_TASK BRIEF_
Locate each line of the material that contains "것입니다", then return it.

_RECORDS TO PROCESS_

· · ·

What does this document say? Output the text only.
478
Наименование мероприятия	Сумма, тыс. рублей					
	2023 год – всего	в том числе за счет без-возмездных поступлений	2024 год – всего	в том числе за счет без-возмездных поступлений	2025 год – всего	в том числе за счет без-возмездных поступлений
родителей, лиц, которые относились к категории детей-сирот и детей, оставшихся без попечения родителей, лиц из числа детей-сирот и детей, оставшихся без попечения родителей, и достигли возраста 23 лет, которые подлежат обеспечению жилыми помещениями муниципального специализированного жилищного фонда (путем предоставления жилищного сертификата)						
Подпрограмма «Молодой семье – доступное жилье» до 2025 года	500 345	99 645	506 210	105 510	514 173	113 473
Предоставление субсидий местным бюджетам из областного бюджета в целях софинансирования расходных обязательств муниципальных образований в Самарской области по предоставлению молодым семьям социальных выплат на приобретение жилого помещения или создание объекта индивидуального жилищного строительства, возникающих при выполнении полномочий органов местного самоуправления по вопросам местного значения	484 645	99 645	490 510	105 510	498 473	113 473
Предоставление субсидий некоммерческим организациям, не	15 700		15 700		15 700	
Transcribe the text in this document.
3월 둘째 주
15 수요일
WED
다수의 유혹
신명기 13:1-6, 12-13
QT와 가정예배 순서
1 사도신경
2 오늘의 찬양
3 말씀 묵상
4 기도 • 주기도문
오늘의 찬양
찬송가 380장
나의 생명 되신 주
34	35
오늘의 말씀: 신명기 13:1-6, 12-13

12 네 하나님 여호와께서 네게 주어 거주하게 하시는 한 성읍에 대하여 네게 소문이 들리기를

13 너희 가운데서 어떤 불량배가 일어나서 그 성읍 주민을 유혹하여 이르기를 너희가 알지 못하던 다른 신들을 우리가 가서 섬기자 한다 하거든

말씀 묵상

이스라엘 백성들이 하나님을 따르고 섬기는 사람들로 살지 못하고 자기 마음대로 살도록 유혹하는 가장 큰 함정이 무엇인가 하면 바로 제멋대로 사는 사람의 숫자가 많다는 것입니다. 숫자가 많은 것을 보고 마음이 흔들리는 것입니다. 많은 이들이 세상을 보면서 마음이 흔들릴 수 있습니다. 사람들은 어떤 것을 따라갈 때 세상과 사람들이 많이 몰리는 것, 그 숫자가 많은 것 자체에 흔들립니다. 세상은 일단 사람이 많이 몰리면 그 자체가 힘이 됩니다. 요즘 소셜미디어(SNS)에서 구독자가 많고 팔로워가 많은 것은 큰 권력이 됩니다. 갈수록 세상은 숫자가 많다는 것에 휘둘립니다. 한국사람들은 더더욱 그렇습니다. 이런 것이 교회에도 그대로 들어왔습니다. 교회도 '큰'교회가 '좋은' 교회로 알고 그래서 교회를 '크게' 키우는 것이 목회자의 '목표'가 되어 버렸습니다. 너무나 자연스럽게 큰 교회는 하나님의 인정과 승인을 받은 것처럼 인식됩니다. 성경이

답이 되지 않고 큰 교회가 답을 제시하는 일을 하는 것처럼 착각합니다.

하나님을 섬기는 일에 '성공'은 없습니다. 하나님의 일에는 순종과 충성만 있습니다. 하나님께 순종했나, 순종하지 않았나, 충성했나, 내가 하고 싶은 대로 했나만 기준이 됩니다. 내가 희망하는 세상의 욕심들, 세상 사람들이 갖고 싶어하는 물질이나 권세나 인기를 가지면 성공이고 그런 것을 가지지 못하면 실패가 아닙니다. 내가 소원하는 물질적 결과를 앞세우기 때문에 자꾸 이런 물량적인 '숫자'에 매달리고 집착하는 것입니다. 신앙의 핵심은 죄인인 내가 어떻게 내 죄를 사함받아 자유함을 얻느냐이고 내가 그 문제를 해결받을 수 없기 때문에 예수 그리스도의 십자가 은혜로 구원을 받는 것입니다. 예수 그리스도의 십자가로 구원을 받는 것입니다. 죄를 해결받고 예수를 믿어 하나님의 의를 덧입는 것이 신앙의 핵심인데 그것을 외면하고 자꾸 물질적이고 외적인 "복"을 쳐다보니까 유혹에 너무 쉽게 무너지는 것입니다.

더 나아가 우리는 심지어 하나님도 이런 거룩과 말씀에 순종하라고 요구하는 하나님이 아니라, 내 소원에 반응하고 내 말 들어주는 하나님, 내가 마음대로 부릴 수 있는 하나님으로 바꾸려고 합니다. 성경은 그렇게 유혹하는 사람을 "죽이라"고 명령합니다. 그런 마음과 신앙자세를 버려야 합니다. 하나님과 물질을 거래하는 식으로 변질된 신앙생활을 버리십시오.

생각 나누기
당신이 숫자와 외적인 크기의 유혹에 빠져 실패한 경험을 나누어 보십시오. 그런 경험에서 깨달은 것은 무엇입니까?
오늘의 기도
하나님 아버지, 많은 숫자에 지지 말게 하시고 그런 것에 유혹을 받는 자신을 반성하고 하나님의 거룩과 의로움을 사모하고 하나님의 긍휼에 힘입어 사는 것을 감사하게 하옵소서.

· · ·

_TASK OUTPUT_
이스라엘 백성들이 하나님을 따르고 섬기는 사람들로 살지 못하고 자기 마음대로 살도록 유혹하는 가장 큰 함정이 무엇인가 하면 바로 제멋대로 사는 사람의 숫자가 많다는 것입니다. 숫자가 많은 것을 보고 마음이 흔들리는 것입니다. 많은 이들이 세상을 보면서 마음이 흔들릴 수 있습니다. 사람들은 어떤 것을 따라갈 때 세상과 사람들이 많이 몰리는 것, 그 숫자가 많은 것 자체에 흔들립니다. 세상은 일단 사람이 많이 몰리면 그 자체가 힘이 됩니다. 요즘 소셜미디어(SNS)에서 구독자가 많고 팔로워가 많은 것은 큰 권력이 됩니다. 갈수록 세상은 숫자가 많다는 것에 휘둘립니다. 한국사람들은 더더욱 그렇습니다. 이런 것이 교회에도 그대로 들어왔습니다. 교회도 '큰'교회가 '좋은' 교회로 알고 그래서 교회를 '크게' 키우는 것이 목회자의 '목표'가 되어 버렸습니다. 너무나 자연스럽게 큰 교회는 하나님의 인정과 승인을 받은 것처럼 인식됩니다. 성경이
하나님을 섬기는 일에 '성공'은 없습니다. 하나님의 일에는 순종과 충성만 있습니다. 하나님께 순종했나, 순종하지 않았나, 충성했나, 내가 하고 싶은 대로 했나만 기준이 됩니다. 내가 희망하는 세상의 욕심들, 세상 사람들이 갖고 싶어하는 물질이나 권세나 인기를 가지면 성공이고 그런 것을 가지지 못하면 실패가 아닙니다. 내가 소원하는 물질적 결과를 앞세우기 때문에 자꾸 이런 물량적인 '숫자'에 매달리고 집착하는 것입니다. 신앙의 핵심은 죄인인 내가 어떻게 내 죄를 사함받아 자유함을 얻느냐이고 내가 그 문제를 해결받을 수 없기 때문에 예수 그리스도의 십자가 은혜로 구원을 받는 것입니다. 예수 그리스도의 십자가로 구원을 받는 것입니다. 죄를 해결받고 예수를 믿어 하나님의 의를 덧입는 것이 신앙의 핵심인데 그것을 외면하고 자꾸 물질적이고 외적인 "복"을 쳐다보니까 유혹에 너무 쉽게 무너지는 것입니다.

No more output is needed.